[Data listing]
---+---
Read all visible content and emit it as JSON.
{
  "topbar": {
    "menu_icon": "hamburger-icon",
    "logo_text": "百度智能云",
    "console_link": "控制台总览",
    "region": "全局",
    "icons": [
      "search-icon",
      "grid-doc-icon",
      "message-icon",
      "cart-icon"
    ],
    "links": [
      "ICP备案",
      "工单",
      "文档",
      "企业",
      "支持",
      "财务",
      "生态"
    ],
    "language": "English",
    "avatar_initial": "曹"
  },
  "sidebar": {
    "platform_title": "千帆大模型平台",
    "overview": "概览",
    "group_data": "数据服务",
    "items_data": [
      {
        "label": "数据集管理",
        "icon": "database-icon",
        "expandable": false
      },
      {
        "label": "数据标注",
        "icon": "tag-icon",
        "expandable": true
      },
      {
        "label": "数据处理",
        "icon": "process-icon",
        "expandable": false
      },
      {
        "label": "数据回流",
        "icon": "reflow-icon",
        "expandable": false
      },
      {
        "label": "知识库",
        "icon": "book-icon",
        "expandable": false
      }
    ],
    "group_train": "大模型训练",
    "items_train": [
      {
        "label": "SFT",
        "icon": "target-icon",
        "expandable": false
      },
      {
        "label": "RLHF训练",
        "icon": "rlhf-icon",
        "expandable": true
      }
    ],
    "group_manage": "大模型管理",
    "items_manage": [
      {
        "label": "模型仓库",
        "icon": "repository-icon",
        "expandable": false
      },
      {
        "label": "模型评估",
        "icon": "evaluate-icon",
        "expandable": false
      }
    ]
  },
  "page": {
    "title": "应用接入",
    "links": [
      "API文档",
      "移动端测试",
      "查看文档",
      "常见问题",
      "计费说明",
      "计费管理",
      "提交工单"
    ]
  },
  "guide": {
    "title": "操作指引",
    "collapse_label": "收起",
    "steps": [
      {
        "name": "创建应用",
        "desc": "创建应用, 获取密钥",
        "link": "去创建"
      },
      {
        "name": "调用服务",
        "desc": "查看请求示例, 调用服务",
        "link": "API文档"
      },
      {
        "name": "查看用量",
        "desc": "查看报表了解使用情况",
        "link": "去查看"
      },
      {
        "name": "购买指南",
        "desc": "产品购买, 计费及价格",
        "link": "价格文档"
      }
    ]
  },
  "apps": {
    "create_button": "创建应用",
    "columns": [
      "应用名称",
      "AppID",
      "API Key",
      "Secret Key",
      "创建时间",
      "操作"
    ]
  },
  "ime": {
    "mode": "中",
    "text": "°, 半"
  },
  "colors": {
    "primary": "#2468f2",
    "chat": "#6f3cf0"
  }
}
---+---
Copy every line exactly. Leave nothing out.

The answer>
Read all visible content and emit it as JSON.
{
  "topbar": {
    "menu_icon": "hamburger-icon",
    "logo_text": "百度智能云",
    "console_link": "控制台总览",
    "region": "全局",
    "icons": [
      "search-icon",
      "grid-doc-icon",
      "message-icon",
      "cart-icon"
    ],
    "links": [
      "ICP备案",
      "工单",
      "文档",
      "企业",
      "支持",
      "财务",
      "生态"
    ],
    "language": "English",
    "avatar_initial": "曹"
  },
  "sidebar": {
    "platform_title": "千帆大模型平台",
    "overview": "概览",
    "group_data": "数据服务",
    "items_data": [
      {
        "label": "数据集管理",
        "icon": "database-icon",
        "expandable": false
      },
      {
        "label": "数据标注",
        "icon": "tag-icon",
        "expandable": true
      },
      {
        "label": "数据处理",
        "icon": "process-icon",
        "expandable": false
      },
      {
        "label": "数据回流",
        "icon": "reflow-icon",
        "expandable": false
      },
      {
        "label": "知识库",
        "icon": "book-icon",
        "expandable": false
      }
    ],
    "group_train": "大模型训练",
    "items_train": [
      {
        "label": "SFT",
        "icon": "target-icon",
        "expandable": false
      },
      {
        "label": "RLHF训练",
        "icon": "rlhf-icon",
        "expandable": true
      }
    ],
    "group_manage": "大模型管理",
    "items_manage": [
      {
        "label": "模型仓库",
        "icon": "repository-icon",
        "expandable": false
      },
      {
        "label": "模型评估",
        "icon": "evaluate-icon",
        "expandable": false
      }
    ]
  },
  "page": {
    "title": "应用接入",
    "links": [
      "API文档",
      "移动端测试",
      "查看文档",
      "常见问题",
      "计费说明",
      "计费管理",
      "提交工单"
    ]
  },
  "guide": {
    "title": "操作指引",
    "collapse_label": "收起",
    "steps": [
      {
        "name": "创建应用",
        "desc": "创建应用, 获取密钥",
        "link": "去创建"
      },
      {
        "name": "调用服务",
        "desc": "查看请求示例, 调用服务",
        "link": "API文档"
      },
      {
        "name": "查看用量",
        "desc": "查看报表了解使用情况",
        "link": "去查看"
      },
      {
        "name": "购买指南",
        "desc": "产品购买, 计费及价格",
        "link": "价格文档"
      }
    ]
  },
  "apps": {
    "create_button": "创建应用",
    "columns": [
      "应用名称",
      "AppID",
      "API Key",
      "Secret Key",
      "创建时间",
      "操作"
    ]
  },
  "ime": {
    "mode": "中",
    "text": "°, 半"
  },
  "colors": {
    "primary": "#2468f2",
    "chat": "#6f3cf0"
  }
}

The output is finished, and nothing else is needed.